Dataset records start
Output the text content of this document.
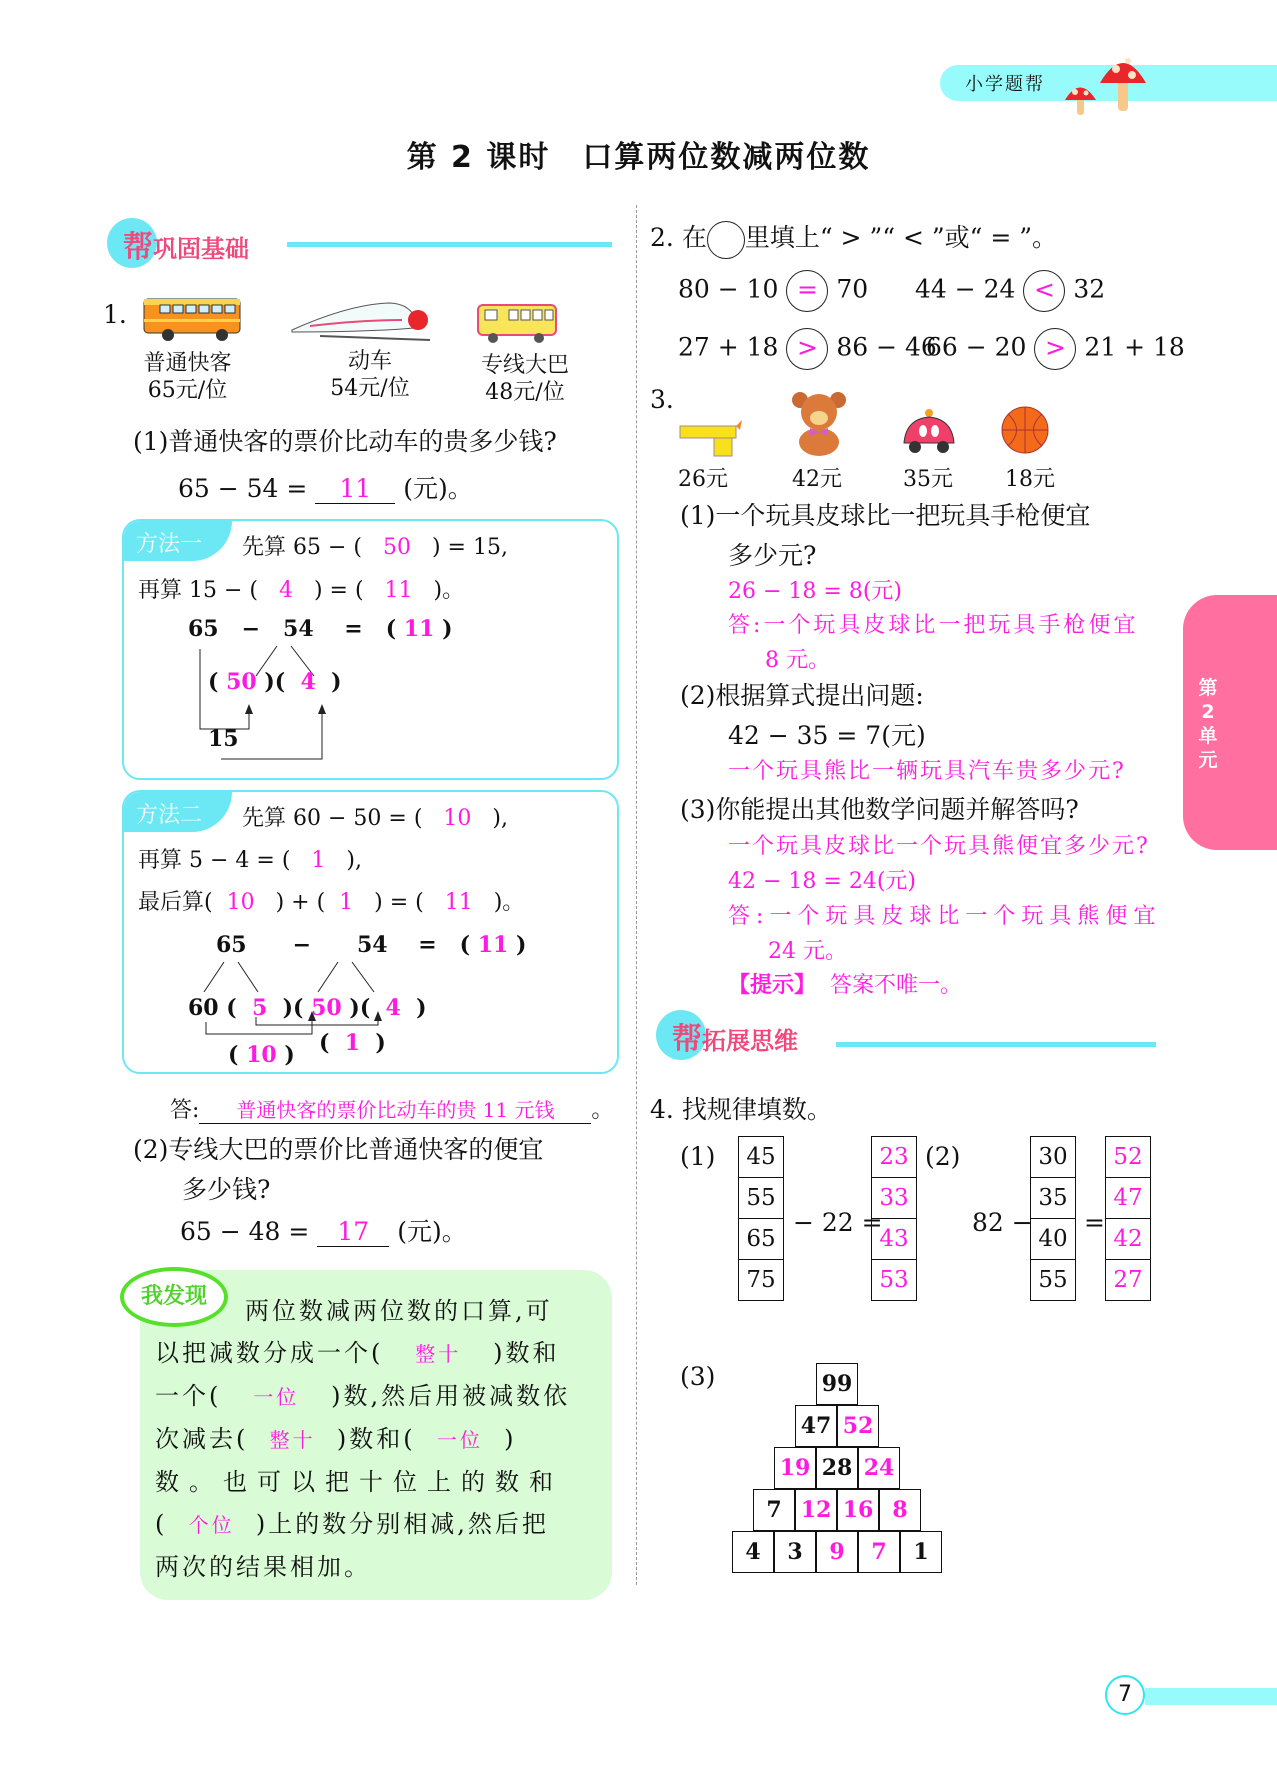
小学题帮
第 2 课时　口算两位数减两位数
帮巩固基础
1.
普通快客
65元/位
动车
54元/位
专线大巴
48元/位
(1)普通快客的票价比动车的贵多少钱?
65 − 54 = 11 (元)。
方法一	先算 65 − ( 50 ) = 15,
再算 15 − ( 4 ) = ( 11 )。
65 − 54 =   ( 11 )
( 50 )(  4  )
15
方法二	先算 60 − 50 = ( 10 ),
再算 5 − 4 = ( 1 ),
最后算( 10 ) + ( 1 ) = ( 11 )。
65 − 54 =   ( 11 )
60 (  5  )( 50 )(  4  )
( 10 ) (  1  )
答: 普通快客的票价比动车的贵 11 元钱 。
(2)专线大巴的票价比普通快客的便宜
多少钱?
65 − 48 = 17 (元)。
我发现
两位数减两位数的口算,可
以把减数分成一个( 整十 )数和
一个( 一位 )数,然后用被减数依
次减去( 整十 )数和( 一位 )
数。也可以把十位上的数和
( 个位 )上的数分别相减,然后把
两次的结果相加。
2. 在 里填上“ > ”“ < ”或“ = ”。
80 − 10 = 70 44 − 24 < 32
27 + 18 > 86 − 46
66 − 20 > 21 + 18
3.
26元	42元	35元 18元
(1)一个玩具皮球比一把玩具手枪便宜
多少元?
26 − 18 = 8(元)
答:一个玩具皮球比一把玩具手枪便宜
8 元。
(2)根据算式提出问题:
42 − 35 = 7(元)
一个玩具熊比一辆玩具汽车贵多少元?
(3)你能提出其他数学问题并解答吗?
一个玩具皮球比一个玩具熊便宜多少元?
42 − 18 = 24(元)
答:一个玩具皮球比一个玩具熊便宜
24 元。
【提示】 答案不唯一。
帮拓展思维
4. 找规律填数。
(1) 45
55
65
75
− 22 =
23
33
43
53
(2)
82 −
30
35
40
55
=
52
47
42
27
(3)	99
47 52
19 28 24
7 12 16 8
4	3	9	7	1
第
2
单
元
7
Dataset records end
Scan the material and collect every line that contains "一个玩具皮球比一把玩具手枪便宜".

(1)一个玩具皮球比一把玩具手枪便宜
答:一个玩具皮球比一把玩具手枪便宜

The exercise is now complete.